WHAT YOU SHOULD DO —
Pull out every line below that contains the word "Indicator".

(Data entries)
──────
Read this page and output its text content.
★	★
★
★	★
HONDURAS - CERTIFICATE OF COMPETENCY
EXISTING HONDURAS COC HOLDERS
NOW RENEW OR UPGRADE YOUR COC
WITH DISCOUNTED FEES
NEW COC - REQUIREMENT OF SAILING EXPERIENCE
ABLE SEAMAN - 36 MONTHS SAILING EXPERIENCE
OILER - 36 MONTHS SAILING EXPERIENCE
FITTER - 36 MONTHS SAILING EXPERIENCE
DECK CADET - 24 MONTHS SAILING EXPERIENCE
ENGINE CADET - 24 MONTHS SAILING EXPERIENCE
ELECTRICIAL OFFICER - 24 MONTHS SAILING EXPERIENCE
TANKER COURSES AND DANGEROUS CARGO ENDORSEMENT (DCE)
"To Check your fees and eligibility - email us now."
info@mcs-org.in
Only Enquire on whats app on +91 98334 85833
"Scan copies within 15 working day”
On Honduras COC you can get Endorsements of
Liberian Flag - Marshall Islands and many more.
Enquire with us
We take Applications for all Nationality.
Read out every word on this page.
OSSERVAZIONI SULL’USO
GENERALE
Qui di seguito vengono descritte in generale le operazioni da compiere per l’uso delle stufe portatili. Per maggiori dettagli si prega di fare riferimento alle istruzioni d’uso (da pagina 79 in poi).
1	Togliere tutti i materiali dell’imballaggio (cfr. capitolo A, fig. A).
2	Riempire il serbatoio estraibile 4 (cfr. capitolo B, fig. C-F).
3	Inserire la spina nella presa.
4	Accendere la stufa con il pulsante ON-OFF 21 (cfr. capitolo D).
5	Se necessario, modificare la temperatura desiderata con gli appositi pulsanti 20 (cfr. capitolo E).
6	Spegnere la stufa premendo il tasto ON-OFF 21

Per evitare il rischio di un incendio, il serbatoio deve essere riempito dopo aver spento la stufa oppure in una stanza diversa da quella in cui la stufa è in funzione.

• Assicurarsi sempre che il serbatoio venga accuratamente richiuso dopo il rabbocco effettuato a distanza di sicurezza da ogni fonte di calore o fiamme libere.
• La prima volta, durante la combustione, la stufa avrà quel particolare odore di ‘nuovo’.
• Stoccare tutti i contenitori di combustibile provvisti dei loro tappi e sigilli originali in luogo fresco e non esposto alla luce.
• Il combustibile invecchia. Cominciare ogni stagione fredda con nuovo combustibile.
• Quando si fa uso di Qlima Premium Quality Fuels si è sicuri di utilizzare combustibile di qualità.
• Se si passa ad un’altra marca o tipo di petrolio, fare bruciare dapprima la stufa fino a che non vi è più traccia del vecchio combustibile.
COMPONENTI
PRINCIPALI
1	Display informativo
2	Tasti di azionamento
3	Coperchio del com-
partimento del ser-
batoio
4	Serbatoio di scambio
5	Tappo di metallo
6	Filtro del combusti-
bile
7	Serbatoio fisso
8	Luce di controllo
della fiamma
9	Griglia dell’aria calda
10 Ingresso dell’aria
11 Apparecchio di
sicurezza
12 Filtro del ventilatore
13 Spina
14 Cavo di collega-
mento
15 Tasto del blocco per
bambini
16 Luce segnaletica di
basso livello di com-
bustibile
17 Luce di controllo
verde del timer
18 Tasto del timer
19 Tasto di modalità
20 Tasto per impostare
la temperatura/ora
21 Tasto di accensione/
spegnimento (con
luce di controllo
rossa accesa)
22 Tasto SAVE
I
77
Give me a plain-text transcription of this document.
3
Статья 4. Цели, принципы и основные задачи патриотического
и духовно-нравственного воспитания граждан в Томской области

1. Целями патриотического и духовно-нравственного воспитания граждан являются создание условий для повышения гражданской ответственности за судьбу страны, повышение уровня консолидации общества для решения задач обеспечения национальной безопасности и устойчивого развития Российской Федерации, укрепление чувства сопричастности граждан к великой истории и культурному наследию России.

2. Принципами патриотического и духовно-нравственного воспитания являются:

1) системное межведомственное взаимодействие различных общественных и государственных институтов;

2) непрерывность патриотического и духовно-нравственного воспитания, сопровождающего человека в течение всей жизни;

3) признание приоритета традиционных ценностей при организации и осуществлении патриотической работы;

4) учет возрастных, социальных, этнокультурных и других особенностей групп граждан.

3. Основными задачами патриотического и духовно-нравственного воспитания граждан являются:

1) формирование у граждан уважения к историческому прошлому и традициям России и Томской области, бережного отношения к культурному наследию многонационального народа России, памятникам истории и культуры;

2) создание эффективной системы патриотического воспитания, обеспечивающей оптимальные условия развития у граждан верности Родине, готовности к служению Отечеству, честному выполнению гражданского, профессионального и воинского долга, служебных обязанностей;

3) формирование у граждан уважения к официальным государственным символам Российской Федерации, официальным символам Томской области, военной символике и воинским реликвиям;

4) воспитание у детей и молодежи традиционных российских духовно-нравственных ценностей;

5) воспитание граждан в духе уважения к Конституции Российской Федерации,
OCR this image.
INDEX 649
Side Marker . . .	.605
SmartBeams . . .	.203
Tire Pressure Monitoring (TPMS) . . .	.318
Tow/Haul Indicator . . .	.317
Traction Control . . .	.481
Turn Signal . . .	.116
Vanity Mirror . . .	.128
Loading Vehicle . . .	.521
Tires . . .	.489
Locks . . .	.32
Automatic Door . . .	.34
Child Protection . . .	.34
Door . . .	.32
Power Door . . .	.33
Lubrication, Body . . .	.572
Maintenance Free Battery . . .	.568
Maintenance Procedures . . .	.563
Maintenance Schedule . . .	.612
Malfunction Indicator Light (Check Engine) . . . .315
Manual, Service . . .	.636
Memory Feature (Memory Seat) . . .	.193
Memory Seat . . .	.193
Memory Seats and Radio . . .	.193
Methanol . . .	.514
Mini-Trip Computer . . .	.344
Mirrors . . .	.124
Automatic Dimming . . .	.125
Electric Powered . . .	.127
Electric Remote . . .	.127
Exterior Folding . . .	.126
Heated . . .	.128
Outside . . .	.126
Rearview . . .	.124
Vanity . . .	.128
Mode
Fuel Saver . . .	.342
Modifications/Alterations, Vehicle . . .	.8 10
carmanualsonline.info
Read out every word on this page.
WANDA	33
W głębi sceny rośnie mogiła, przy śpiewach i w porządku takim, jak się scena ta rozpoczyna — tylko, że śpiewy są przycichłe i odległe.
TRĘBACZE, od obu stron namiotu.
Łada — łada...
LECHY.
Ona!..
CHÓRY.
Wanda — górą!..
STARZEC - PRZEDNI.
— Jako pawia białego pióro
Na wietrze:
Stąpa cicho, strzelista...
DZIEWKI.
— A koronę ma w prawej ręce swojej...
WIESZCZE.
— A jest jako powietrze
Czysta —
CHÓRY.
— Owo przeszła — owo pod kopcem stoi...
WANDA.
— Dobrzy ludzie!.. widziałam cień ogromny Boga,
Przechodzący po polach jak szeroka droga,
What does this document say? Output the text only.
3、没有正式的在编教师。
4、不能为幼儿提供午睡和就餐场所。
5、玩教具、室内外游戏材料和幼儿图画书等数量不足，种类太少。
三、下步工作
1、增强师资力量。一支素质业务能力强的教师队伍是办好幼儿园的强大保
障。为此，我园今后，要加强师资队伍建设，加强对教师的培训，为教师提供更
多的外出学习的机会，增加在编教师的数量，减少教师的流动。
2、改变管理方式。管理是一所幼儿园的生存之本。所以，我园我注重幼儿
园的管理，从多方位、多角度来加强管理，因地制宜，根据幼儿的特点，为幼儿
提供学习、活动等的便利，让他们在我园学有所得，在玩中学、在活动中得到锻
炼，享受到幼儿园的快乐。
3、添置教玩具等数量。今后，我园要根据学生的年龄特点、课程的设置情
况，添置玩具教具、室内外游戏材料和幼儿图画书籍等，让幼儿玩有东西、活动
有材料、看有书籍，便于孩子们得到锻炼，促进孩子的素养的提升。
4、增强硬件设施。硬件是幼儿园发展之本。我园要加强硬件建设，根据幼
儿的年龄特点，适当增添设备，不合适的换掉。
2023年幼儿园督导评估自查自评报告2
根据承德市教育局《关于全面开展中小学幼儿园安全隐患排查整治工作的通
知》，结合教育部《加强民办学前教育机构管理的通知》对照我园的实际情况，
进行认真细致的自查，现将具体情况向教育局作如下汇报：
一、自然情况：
──────
FULL SOLUTION —
Tow/Haul Indicator . . .	.317
Malfunction Indicator Light (Check Engine) . . . .315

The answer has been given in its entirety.